Reproduce every line of the material below, but drop the pictures.

## begin SUPPLIED DATA

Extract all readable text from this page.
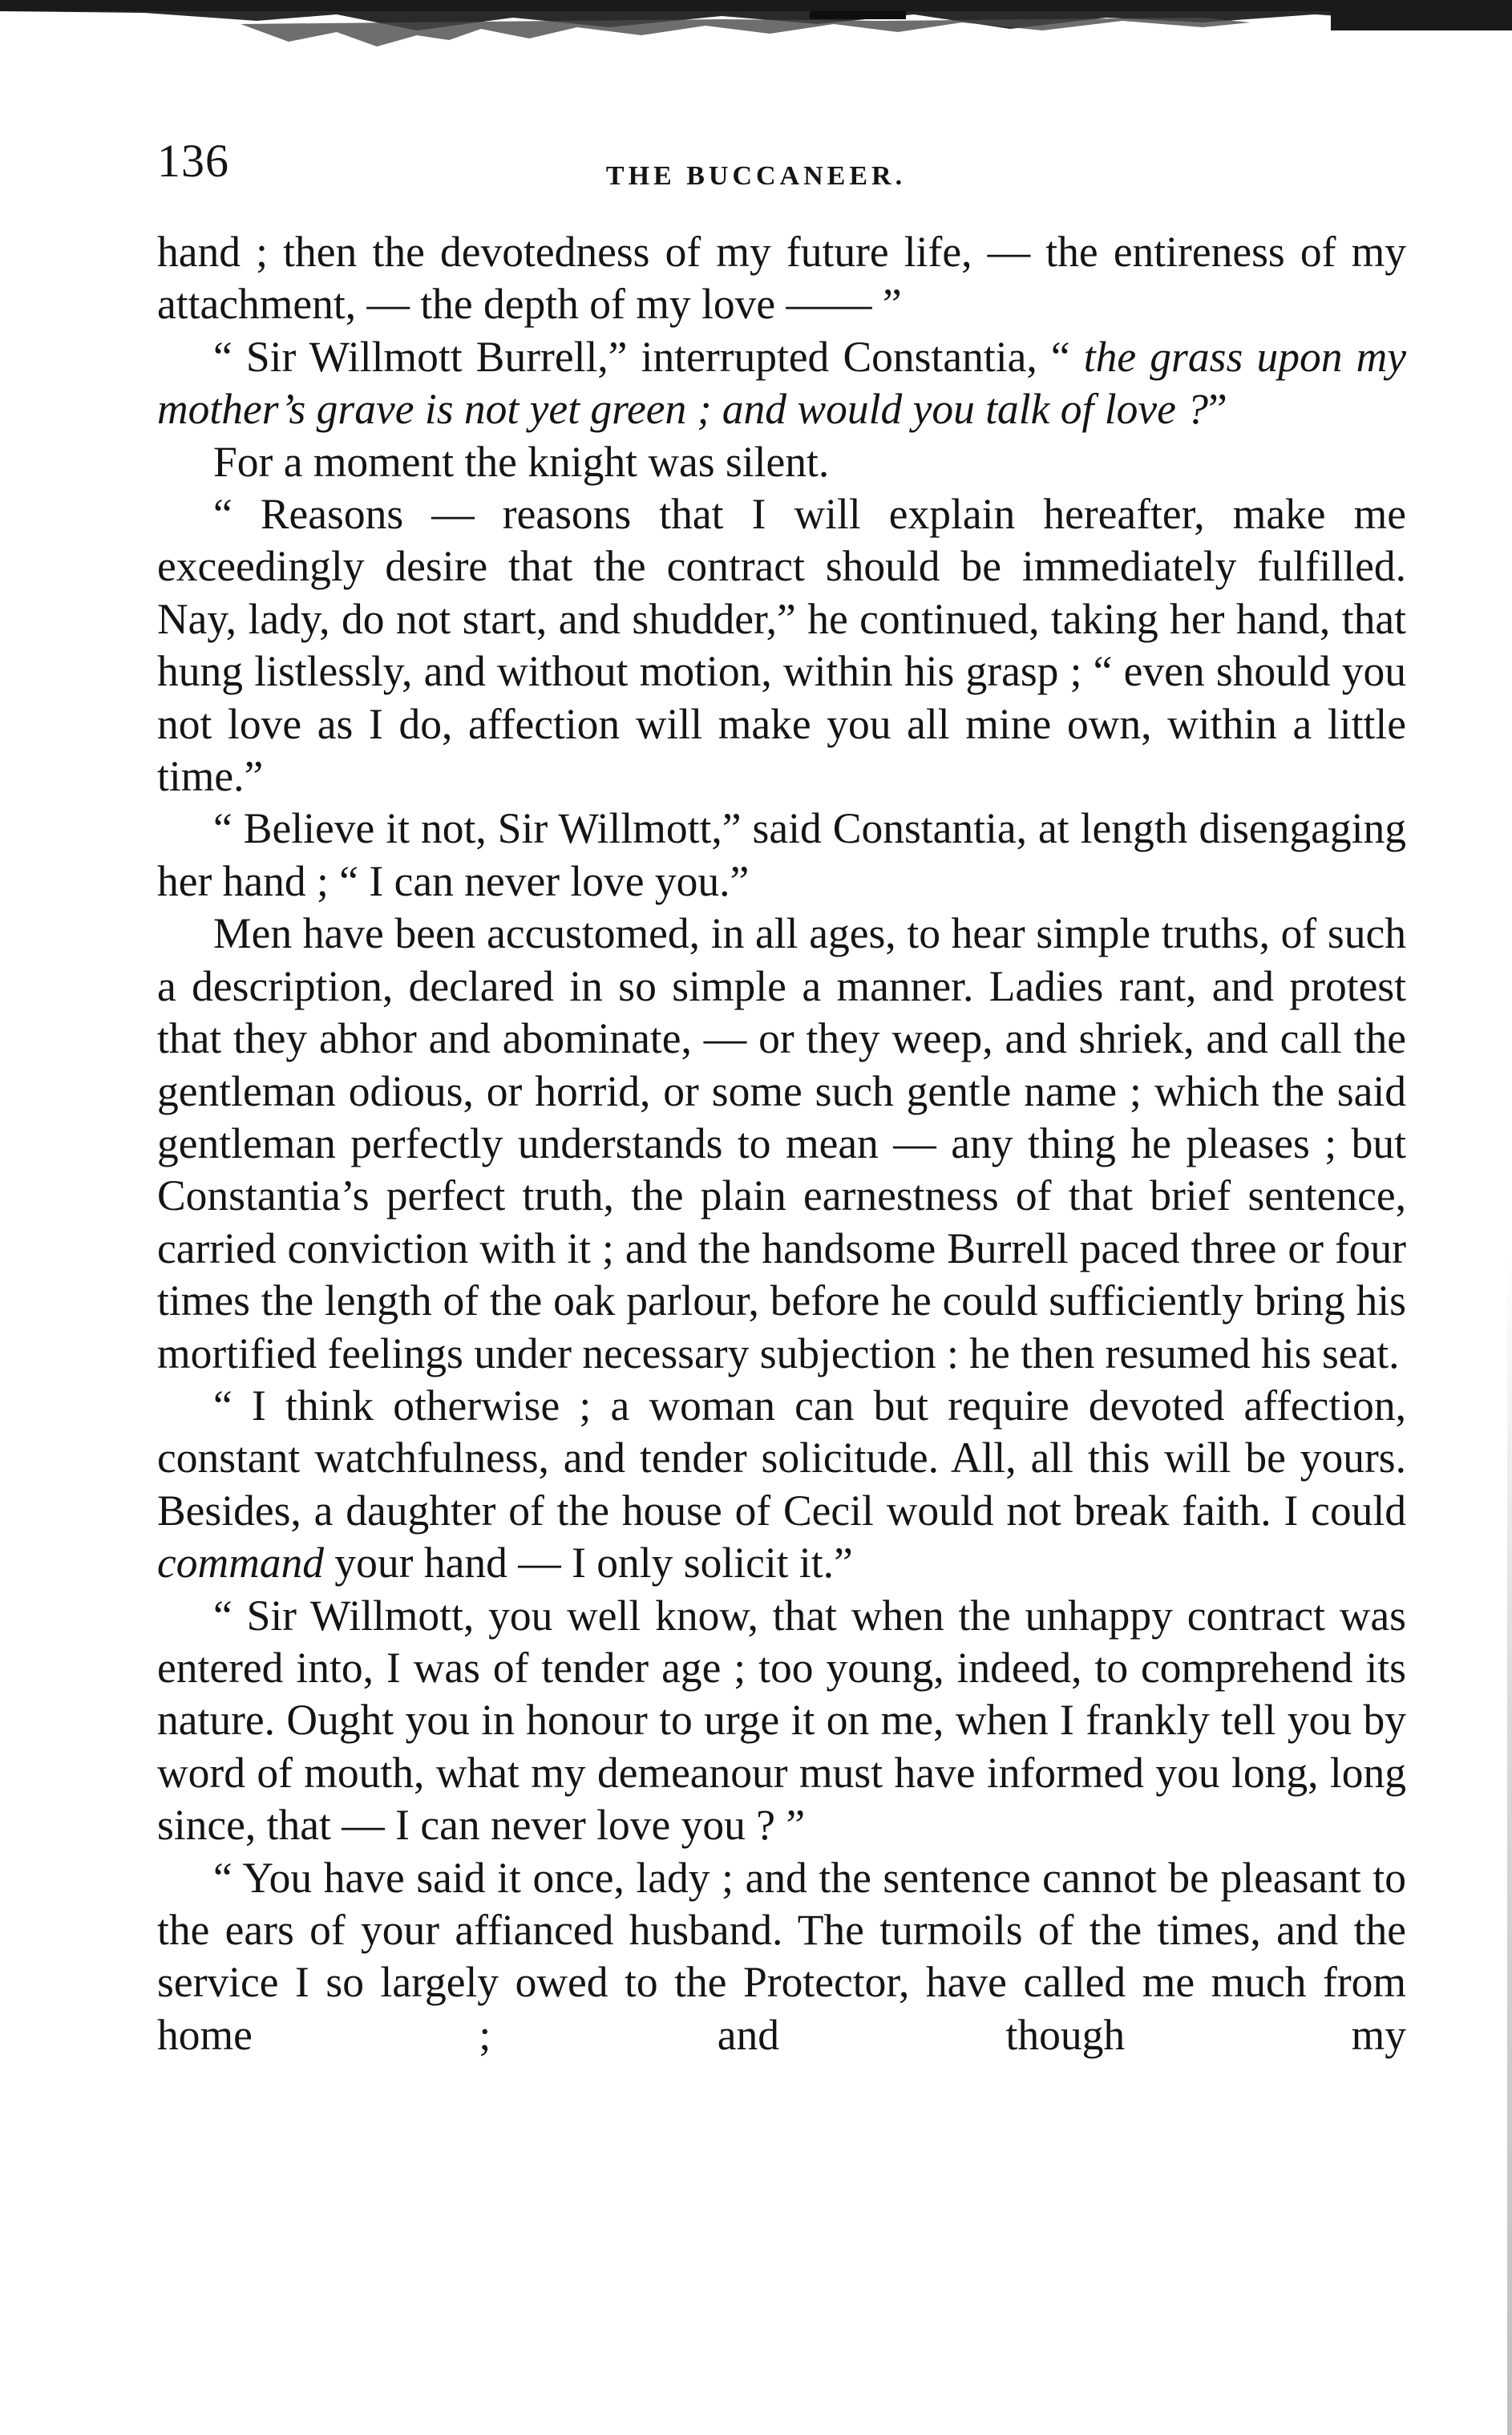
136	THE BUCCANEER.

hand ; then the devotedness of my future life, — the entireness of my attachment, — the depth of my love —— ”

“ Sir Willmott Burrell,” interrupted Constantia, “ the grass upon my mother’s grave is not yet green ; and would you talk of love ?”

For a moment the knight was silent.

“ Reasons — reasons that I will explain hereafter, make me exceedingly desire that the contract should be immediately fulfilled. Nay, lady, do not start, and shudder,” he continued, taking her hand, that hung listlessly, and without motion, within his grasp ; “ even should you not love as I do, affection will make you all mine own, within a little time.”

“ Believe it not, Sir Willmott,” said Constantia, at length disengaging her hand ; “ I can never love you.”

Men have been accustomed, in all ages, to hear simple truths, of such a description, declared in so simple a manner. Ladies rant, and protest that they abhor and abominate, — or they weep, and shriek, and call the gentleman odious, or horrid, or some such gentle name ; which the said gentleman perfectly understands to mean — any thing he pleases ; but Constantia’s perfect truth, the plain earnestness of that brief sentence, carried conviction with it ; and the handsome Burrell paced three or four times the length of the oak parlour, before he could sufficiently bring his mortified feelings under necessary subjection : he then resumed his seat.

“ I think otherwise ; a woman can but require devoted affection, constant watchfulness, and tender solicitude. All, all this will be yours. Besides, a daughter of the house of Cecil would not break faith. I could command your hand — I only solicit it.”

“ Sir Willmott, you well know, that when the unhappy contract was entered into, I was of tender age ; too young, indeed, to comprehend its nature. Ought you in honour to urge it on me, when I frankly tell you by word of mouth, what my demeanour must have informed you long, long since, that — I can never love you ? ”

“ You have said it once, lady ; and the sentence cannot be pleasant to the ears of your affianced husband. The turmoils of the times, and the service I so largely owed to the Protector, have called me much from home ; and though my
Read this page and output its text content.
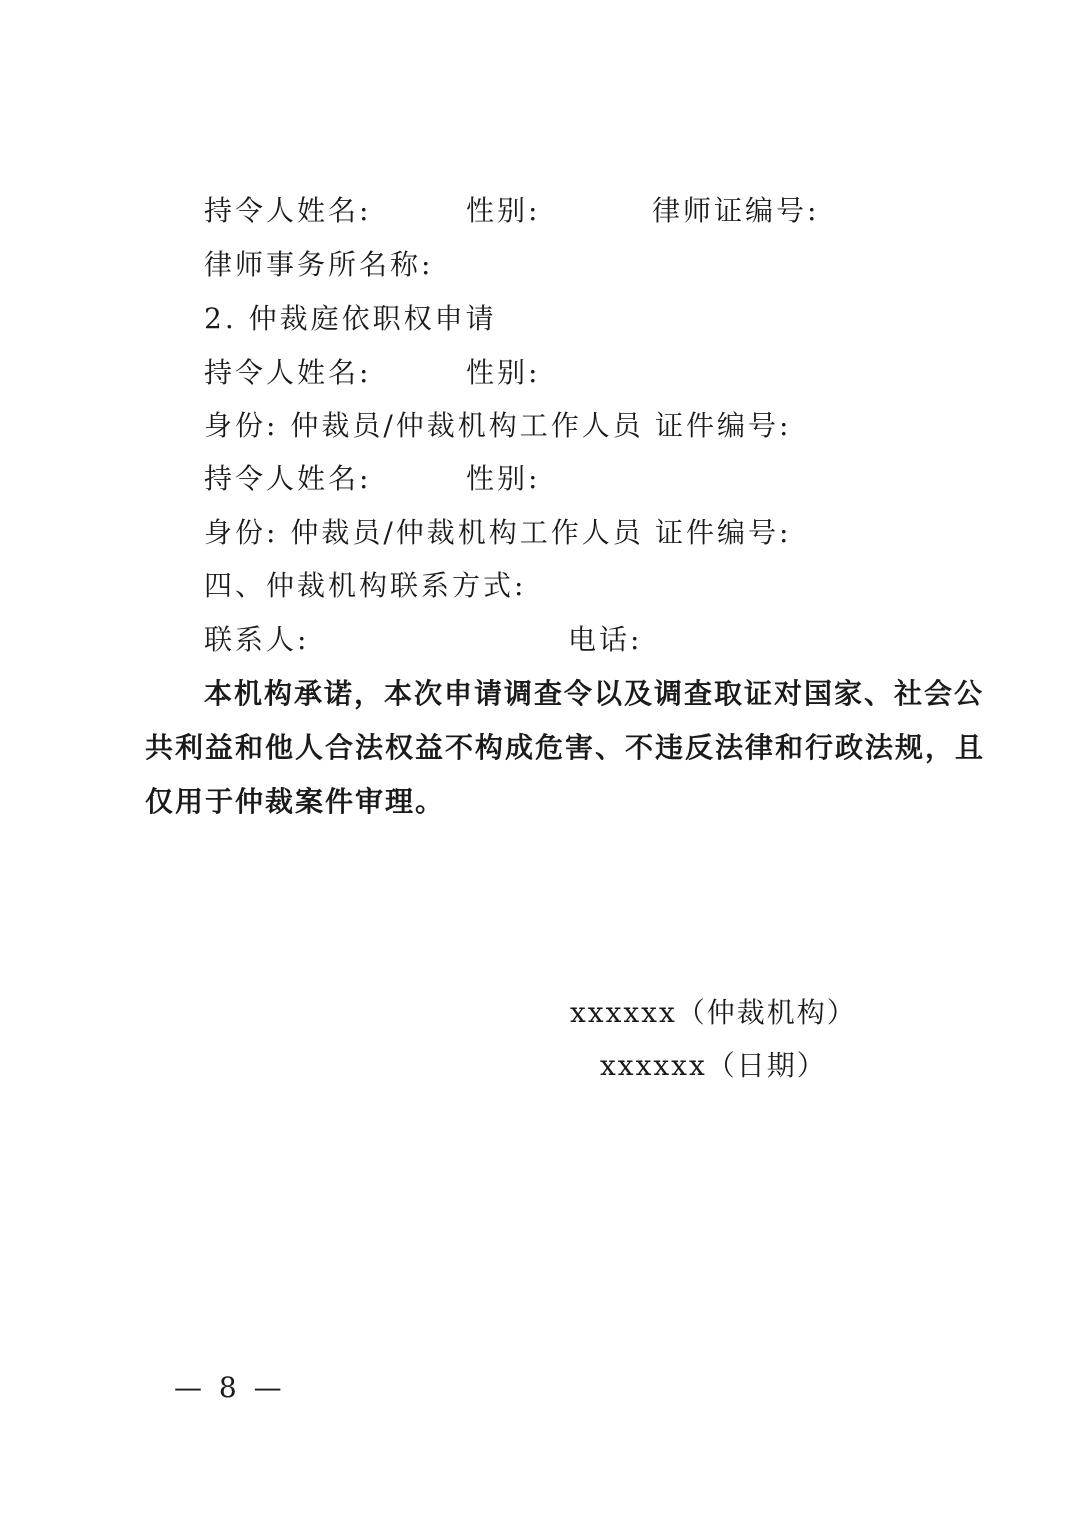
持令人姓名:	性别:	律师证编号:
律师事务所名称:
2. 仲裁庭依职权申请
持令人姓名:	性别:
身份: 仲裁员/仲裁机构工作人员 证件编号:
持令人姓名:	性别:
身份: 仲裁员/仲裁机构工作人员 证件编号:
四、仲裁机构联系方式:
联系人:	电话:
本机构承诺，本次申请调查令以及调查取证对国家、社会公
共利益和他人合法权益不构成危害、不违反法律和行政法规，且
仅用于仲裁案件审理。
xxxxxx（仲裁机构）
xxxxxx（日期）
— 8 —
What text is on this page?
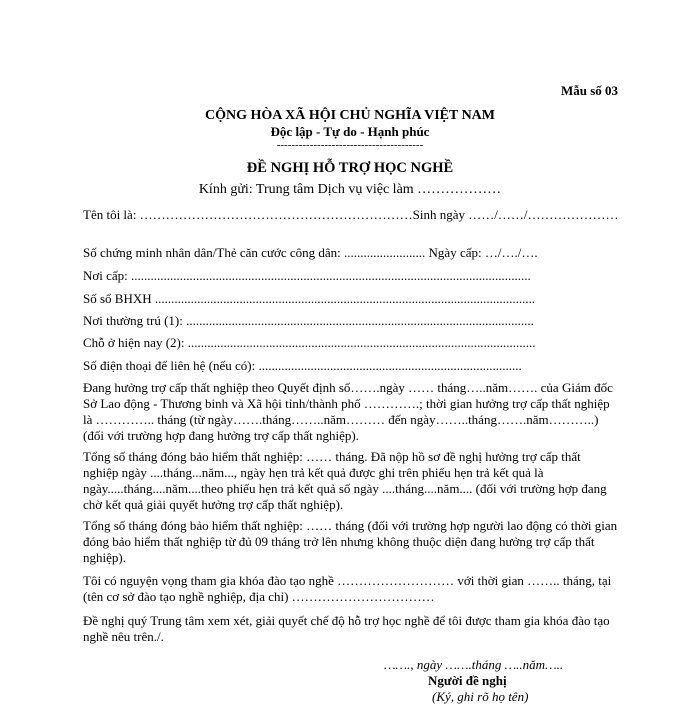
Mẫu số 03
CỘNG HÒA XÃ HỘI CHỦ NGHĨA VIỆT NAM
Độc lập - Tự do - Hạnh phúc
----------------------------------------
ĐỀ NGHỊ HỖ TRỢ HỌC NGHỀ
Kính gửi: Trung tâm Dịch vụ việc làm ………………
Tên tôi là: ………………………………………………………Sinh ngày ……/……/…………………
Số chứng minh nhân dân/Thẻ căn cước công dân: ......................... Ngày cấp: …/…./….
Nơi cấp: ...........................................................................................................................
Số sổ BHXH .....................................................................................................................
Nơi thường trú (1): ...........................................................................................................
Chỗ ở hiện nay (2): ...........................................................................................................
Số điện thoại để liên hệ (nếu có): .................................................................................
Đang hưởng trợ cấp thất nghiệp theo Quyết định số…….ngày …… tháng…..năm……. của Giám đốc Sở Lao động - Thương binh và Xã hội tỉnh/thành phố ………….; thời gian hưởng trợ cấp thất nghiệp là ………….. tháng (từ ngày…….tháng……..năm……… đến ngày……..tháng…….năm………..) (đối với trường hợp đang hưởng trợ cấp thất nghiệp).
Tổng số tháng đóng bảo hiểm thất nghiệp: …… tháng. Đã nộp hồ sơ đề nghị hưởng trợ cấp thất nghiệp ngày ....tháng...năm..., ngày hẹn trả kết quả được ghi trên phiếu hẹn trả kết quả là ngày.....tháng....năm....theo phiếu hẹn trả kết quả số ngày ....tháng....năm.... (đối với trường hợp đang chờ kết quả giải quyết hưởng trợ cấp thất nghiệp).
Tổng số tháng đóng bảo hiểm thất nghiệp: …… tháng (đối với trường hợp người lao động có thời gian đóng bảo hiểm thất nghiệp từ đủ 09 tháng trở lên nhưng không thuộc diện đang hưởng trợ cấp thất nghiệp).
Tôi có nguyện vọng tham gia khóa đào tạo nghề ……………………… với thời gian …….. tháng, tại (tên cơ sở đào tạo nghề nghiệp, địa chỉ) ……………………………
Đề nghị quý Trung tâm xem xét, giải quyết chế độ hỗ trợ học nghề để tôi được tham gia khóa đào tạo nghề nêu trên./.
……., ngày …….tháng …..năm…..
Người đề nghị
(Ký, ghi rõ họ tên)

## end SUPPLIED DATA

EXPECTED ANSWER>
Extract all readable text from this page.
136	THE BUCCANEER.

hand ; then the devotedness of my future life, — the entireness of my attachment, — the depth of my love —— ”

“ Sir Willmott Burrell,” interrupted Constantia, “ the grass upon my mother’s grave is not yet green ; and would you talk of love ?”

For a moment the knight was silent.

“ Reasons — reasons that I will explain hereafter, make me exceedingly desire that the contract should be immediately fulfilled. Nay, lady, do not start, and shudder,” he continued, taking her hand, that hung listlessly, and without motion, within his grasp ; “ even should you not love as I do, affection will make you all mine own, within a little time.”

“ Believe it not, Sir Willmott,” said Constantia, at length disengaging her hand ; “ I can never love you.”

Men have been accustomed, in all ages, to hear simple truths, of such a description, declared in so simple a manner. Ladies rant, and protest that they abhor and abominate, — or they weep, and shriek, and call the gentleman odious, or horrid, or some such gentle name ; which the said gentleman perfectly understands to mean — any thing he pleases ; but Constantia’s perfect truth, the plain earnestness of that brief sentence, carried conviction with it ; and the handsome Burrell paced three or four times the length of the oak parlour, before he could sufficiently bring his mortified feelings under necessary subjection : he then resumed his seat.

“ I think otherwise ; a woman can but require devoted affection, constant watchfulness, and tender solicitude. All, all this will be yours. Besides, a daughter of the house of Cecil would not break faith. I could command your hand — I only solicit it.”

“ Sir Willmott, you well know, that when the unhappy contract was entered into, I was of tender age ; too young, indeed, to comprehend its nature. Ought you in honour to urge it on me, when I frankly tell you by word of mouth, what my demeanour must have informed you long, long since, that — I can never love you ? ”

“ You have said it once, lady ; and the sentence cannot be pleasant to the ears of your affianced husband. The turmoils of the times, and the service I so largely owed to the Protector, have called me much from home ; and though my
Read this page and output its text content.
持令人姓名:	性别:	律师证编号:
律师事务所名称:
2. 仲裁庭依职权申请
持令人姓名:	性别:
身份: 仲裁员/仲裁机构工作人员 证件编号:
持令人姓名:	性别:
身份: 仲裁员/仲裁机构工作人员 证件编号:
四、仲裁机构联系方式:
联系人:	电话:
本机构承诺，本次申请调查令以及调查取证对国家、社会公
共利益和他人合法权益不构成危害、不违反法律和行政法规，且
仅用于仲裁案件审理。
xxxxxx（仲裁机构）
xxxxxx（日期）
— 8 —
What text is on this page?
Mẫu số 03
CỘNG HÒA XÃ HỘI CHỦ NGHĨA VIỆT NAM
Độc lập - Tự do - Hạnh phúc
----------------------------------------
ĐỀ NGHỊ HỖ TRỢ HỌC NGHỀ
Kính gửi: Trung tâm Dịch vụ việc làm ………………
Tên tôi là: ………………………………………………………Sinh ngày ……/……/…………………
Số chứng minh nhân dân/Thẻ căn cước công dân: ......................... Ngày cấp: …/…./….
Nơi cấp: ...........................................................................................................................
Số sổ BHXH .....................................................................................................................
Nơi thường trú (1): ...........................................................................................................
Chỗ ở hiện nay (2): ...........................................................................................................
Số điện thoại để liên hệ (nếu có): .................................................................................
Đang hưởng trợ cấp thất nghiệp theo Quyết định số…….ngày …… tháng…..năm……. của Giám đốc Sở Lao động - Thương binh và Xã hội tỉnh/thành phố ………….; thời gian hưởng trợ cấp thất nghiệp là ………….. tháng (từ ngày…….tháng……..năm……… đến ngày……..tháng…….năm………..) (đối với trường hợp đang hưởng trợ cấp thất nghiệp).
Tổng số tháng đóng bảo hiểm thất nghiệp: …… tháng. Đã nộp hồ sơ đề nghị hưởng trợ cấp thất nghiệp ngày ....tháng...năm..., ngày hẹn trả kết quả được ghi trên phiếu hẹn trả kết quả là ngày.....tháng....năm....theo phiếu hẹn trả kết quả số ngày ....tháng....năm.... (đối với trường hợp đang chờ kết quả giải quyết hưởng trợ cấp thất nghiệp).
Tổng số tháng đóng bảo hiểm thất nghiệp: …… tháng (đối với trường hợp người lao động có thời gian đóng bảo hiểm thất nghiệp từ đủ 09 tháng trở lên nhưng không thuộc diện đang hưởng trợ cấp thất nghiệp).
Tôi có nguyện vọng tham gia khóa đào tạo nghề ……………………… với thời gian …….. tháng, tại (tên cơ sở đào tạo nghề nghiệp, địa chỉ) ……………………………
Đề nghị quý Trung tâm xem xét, giải quyết chế độ hỗ trợ học nghề để tôi được tham gia khóa đào tạo nghề nêu trên./.
……., ngày …….tháng …..năm…..
Người đề nghị
(Ký, ghi rõ họ tên)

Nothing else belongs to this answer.